INSTRUCTIONS FOR THE TASK – Gather all lines with the word "this" in them.

MATERIAL PROVIDED –

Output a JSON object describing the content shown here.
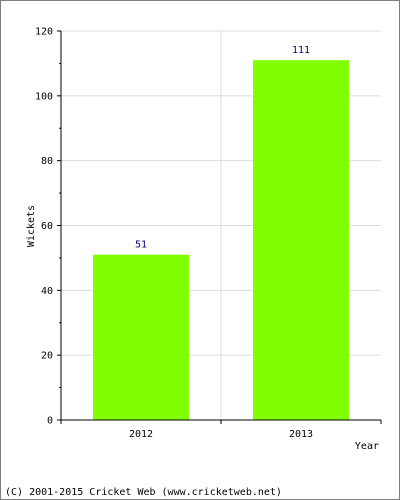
{
  "chart_data": {
    "type": "bar",
    "categories": [
      "2012",
      "2013"
    ],
    "values": [
      51,
      111
    ],
    "title": "",
    "xlabel": "Year",
    "ylabel": "Wickets",
    "ylim": [
      0,
      120
    ],
    "yticks": [
      0,
      20,
      40,
      60,
      80,
      100,
      120
    ],
    "grid": true,
    "legend": "none",
    "colors": {
      "bar": "#80ff00",
      "data_label": "#000080",
      "grid": "#dcdcdc",
      "axis": "#000000",
      "frame": "#808080"
    }
  },
  "footer": {
    "copyright": "(C) 2001-2015 Cricket Web (www.cricketweb.net)"
  }
}
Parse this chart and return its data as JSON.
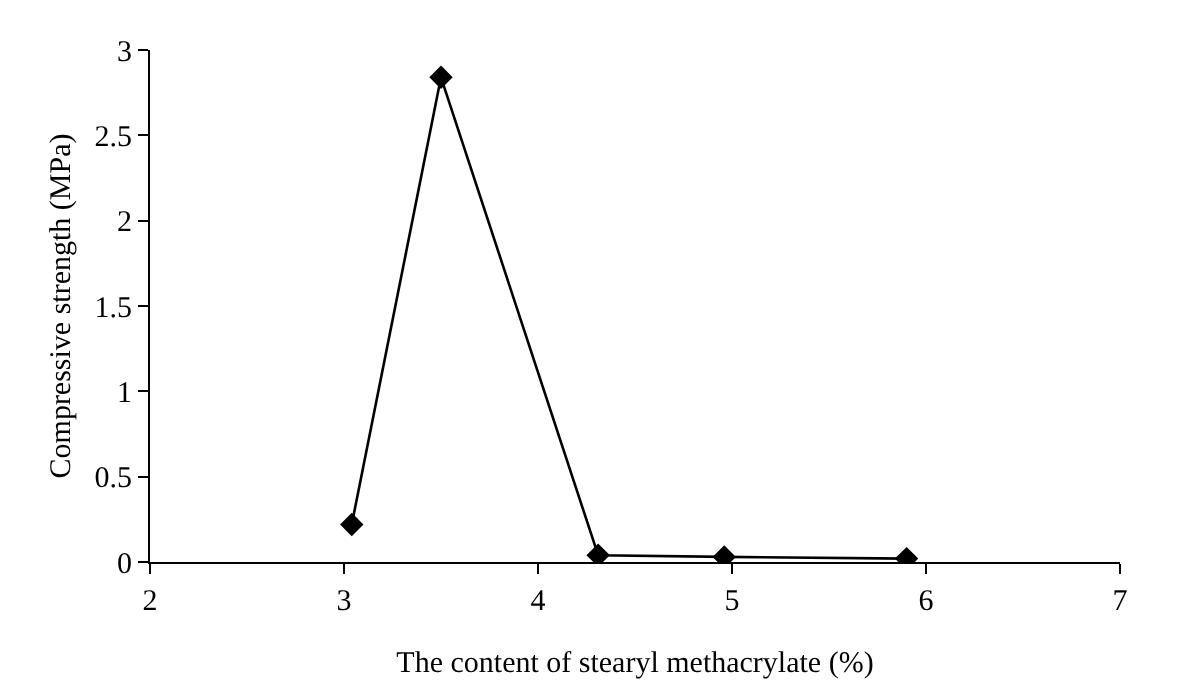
{
  "chart_data": {
    "type": "line",
    "xlabel": "The content of stearyl methacrylate (%)",
    "ylabel": "Compressive strength (MPa)",
    "x": [
      3.04,
      3.5,
      4.31,
      4.96,
      5.9
    ],
    "series": [
      {
        "color": "#000000",
        "values": [
          0.22,
          2.84,
          0.04,
          0.03,
          0.02
        ]
      }
    ],
    "xlim": [
      2,
      7
    ],
    "xticks": [
      2,
      3,
      4,
      5,
      6,
      7
    ],
    "ylim": [
      0,
      3
    ],
    "yticks": [
      0,
      0.5,
      1,
      1.5,
      2,
      2.5,
      3
    ],
    "grid": false,
    "marker": "diamond",
    "line_style": "solid"
  }
}
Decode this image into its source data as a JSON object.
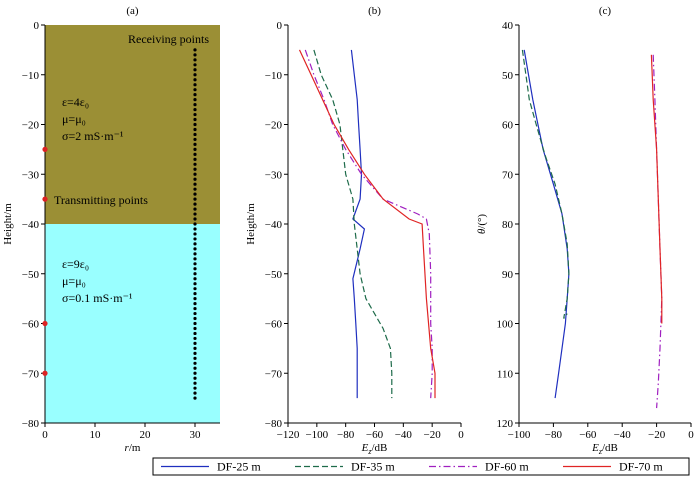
{
  "colors": {
    "upper_layer": "#9b8f35",
    "lower_layer": "#99ffff",
    "dots": "#000000",
    "tx_points": "#dd2222",
    "df25": "#1f2fbf",
    "df35": "#1e6b4a",
    "df60": "#a020c0",
    "df70": "#e02424"
  },
  "chart_data": [
    {
      "type": "scatter",
      "panel_label": "(a)",
      "xlabel": "r/m",
      "ylabel": "Height/m",
      "xlim": [
        0,
        35
      ],
      "ylim": [
        -80,
        0
      ],
      "xticks": [
        0,
        10,
        20,
        30
      ],
      "yticks": [
        0,
        -10,
        -20,
        -30,
        -40,
        -50,
        -60,
        -70,
        -80
      ],
      "layers": [
        {
          "top": 0,
          "bottom": -40,
          "color": "#9b8f35",
          "lines": [
            "ε=4ε₀",
            "μ=μ₀",
            "σ=2 mS·m⁻¹"
          ]
        },
        {
          "top": -40,
          "bottom": -80,
          "color": "#99ffff",
          "lines": [
            "ε=9ε₀",
            "μ=μ₀",
            "σ=0.1 mS·m⁻¹"
          ]
        }
      ],
      "receiving_label": "Receiving points",
      "transmitting_label": "Transmitting points",
      "receiving_points": {
        "x": 30,
        "y_start": -5,
        "y_end": -75,
        "step": 1
      },
      "transmitting_points": {
        "x": 0,
        "y": [
          -25,
          -35,
          -60,
          -70
        ]
      }
    },
    {
      "type": "line",
      "panel_label": "(b)",
      "xlabel": "Ez/dB",
      "ylabel": "Heigth/m",
      "xlim": [
        -120,
        0
      ],
      "ylim": [
        -80,
        0
      ],
      "xticks": [
        -120,
        -100,
        -80,
        -60,
        -40,
        -20,
        0
      ],
      "yticks": [
        0,
        -10,
        -20,
        -30,
        -40,
        -50,
        -60,
        -70,
        -80
      ],
      "series": [
        {
          "name": "DF-25 m",
          "style": "solid",
          "color": "#1f2fbf",
          "points": [
            [
              -76,
              -5
            ],
            [
              -74,
              -10
            ],
            [
              -72,
              -15
            ],
            [
              -71,
              -20
            ],
            [
              -70,
              -25
            ],
            [
              -69,
              -30
            ],
            [
              -70,
              -35
            ],
            [
              -75,
              -39
            ],
            [
              -67,
              -41
            ],
            [
              -70,
              -45
            ],
            [
              -75,
              -51
            ],
            [
              -74,
              -55
            ],
            [
              -73,
              -60
            ],
            [
              -72,
              -65
            ],
            [
              -72,
              -70
            ],
            [
              -72,
              -75
            ]
          ]
        },
        {
          "name": "DF-35 m",
          "style": "dashed",
          "color": "#1e6b4a",
          "points": [
            [
              -102,
              -5
            ],
            [
              -97,
              -10
            ],
            [
              -89,
              -15
            ],
            [
              -84,
              -20
            ],
            [
              -82,
              -25
            ],
            [
              -80,
              -30
            ],
            [
              -75,
              -35
            ],
            [
              -74,
              -40
            ],
            [
              -72,
              -45
            ],
            [
              -70,
              -50
            ],
            [
              -66,
              -55
            ],
            [
              -60,
              -58
            ],
            [
              -54,
              -61
            ],
            [
              -49,
              -65
            ],
            [
              -48,
              -70
            ],
            [
              -48,
              -75
            ]
          ]
        },
        {
          "name": "DF-60 m",
          "style": "dashdot",
          "color": "#a020c0",
          "points": [
            [
              -108,
              -5
            ],
            [
              -102,
              -10
            ],
            [
              -95,
              -15
            ],
            [
              -89,
              -20
            ],
            [
              -80,
              -25
            ],
            [
              -69,
              -30
            ],
            [
              -54,
              -35
            ],
            [
              -30,
              -38
            ],
            [
              -24,
              -39
            ],
            [
              -22,
              -42
            ],
            [
              -21,
              -50
            ],
            [
              -21,
              -60
            ],
            [
              -20,
              -65
            ],
            [
              -20,
              -70
            ],
            [
              -21,
              -75
            ]
          ]
        },
        {
          "name": "DF-70 m",
          "style": "solid",
          "color": "#e02424",
          "points": [
            [
              -112,
              -5
            ],
            [
              -104,
              -10
            ],
            [
              -96,
              -15
            ],
            [
              -88,
              -20
            ],
            [
              -78,
              -25
            ],
            [
              -67,
              -30
            ],
            [
              -54,
              -35
            ],
            [
              -36,
              -39
            ],
            [
              -27,
              -40
            ],
            [
              -26,
              -45
            ],
            [
              -24,
              -55
            ],
            [
              -21,
              -65
            ],
            [
              -18,
              -70
            ],
            [
              -18,
              -75
            ]
          ]
        }
      ]
    },
    {
      "type": "line",
      "panel_label": "(c)",
      "xlabel": "Ez/dB",
      "ylabel": "θ/(°)",
      "xlim": [
        -100,
        0
      ],
      "ylim": [
        120,
        40
      ],
      "xticks": [
        -100,
        -80,
        -60,
        -40,
        -20,
        0
      ],
      "yticks": [
        40,
        50,
        60,
        70,
        80,
        90,
        100,
        110,
        120
      ],
      "series": [
        {
          "name": "DF-25 m",
          "style": "solid",
          "color": "#1f2fbf",
          "points": [
            [
              -97,
              45
            ],
            [
              -92,
              55
            ],
            [
              -86,
              65
            ],
            [
              -80,
              72
            ],
            [
              -75,
              78
            ],
            [
              -72,
              85
            ],
            [
              -71,
              90
            ],
            [
              -72,
              95
            ],
            [
              -73,
              100
            ],
            [
              -75,
              105
            ],
            [
              -77,
              110
            ],
            [
              -79,
              115
            ]
          ]
        },
        {
          "name": "DF-35 m",
          "style": "dashed",
          "color": "#1e6b4a",
          "points": [
            [
              -98,
              45
            ],
            [
              -96,
              50
            ],
            [
              -94,
              55
            ],
            [
              -90,
              60
            ],
            [
              -85,
              66
            ],
            [
              -79,
              72
            ],
            [
              -75,
              78
            ],
            [
              -72,
              84
            ],
            [
              -71,
              90
            ],
            [
              -72,
              95
            ],
            [
              -74,
              99
            ],
            [
              -72,
              98
            ]
          ]
        },
        {
          "name": "DF-60 m",
          "style": "dashdot",
          "color": "#a020c0",
          "points": [
            [
              -22,
              46
            ],
            [
              -21,
              55
            ],
            [
              -20,
              65
            ],
            [
              -19,
              75
            ],
            [
              -18,
              85
            ],
            [
              -17,
              95
            ],
            [
              -18,
              105
            ],
            [
              -19,
              112
            ],
            [
              -20,
              117
            ]
          ]
        },
        {
          "name": "DF-70 m",
          "style": "solid",
          "color": "#e02424",
          "points": [
            [
              -23,
              46
            ],
            [
              -22,
              55
            ],
            [
              -20,
              65
            ],
            [
              -19,
              75
            ],
            [
              -18,
              85
            ],
            [
              -17,
              95
            ],
            [
              -17,
              100
            ]
          ]
        }
      ]
    }
  ],
  "legend": {
    "placement": "bottom",
    "items": [
      {
        "label": "DF-25 m",
        "style": "solid",
        "color": "#1f2fbf"
      },
      {
        "label": "DF-35 m",
        "style": "dashed",
        "color": "#1e6b4a"
      },
      {
        "label": "DF-60 m",
        "style": "dashdot",
        "color": "#a020c0"
      },
      {
        "label": "DF-70 m",
        "style": "solid",
        "color": "#e02424"
      }
    ]
  }
}
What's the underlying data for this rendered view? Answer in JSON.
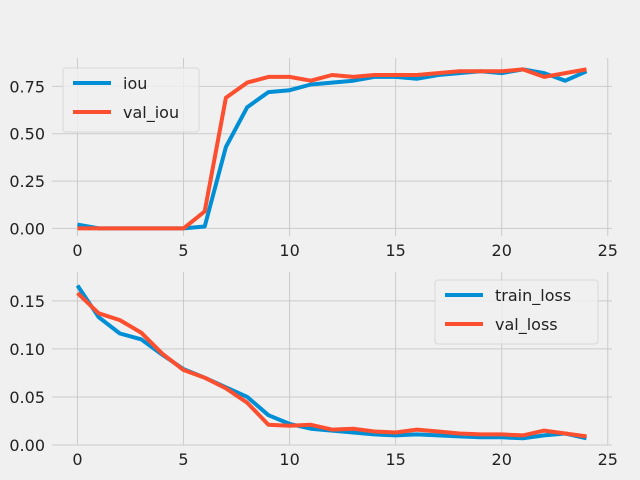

FULL SOLUTION –
Parse this chart and return its data as JSON.
Decode this image into its source data as a JSON object.
What's the underlying data for this rendered view? Answer in JSON.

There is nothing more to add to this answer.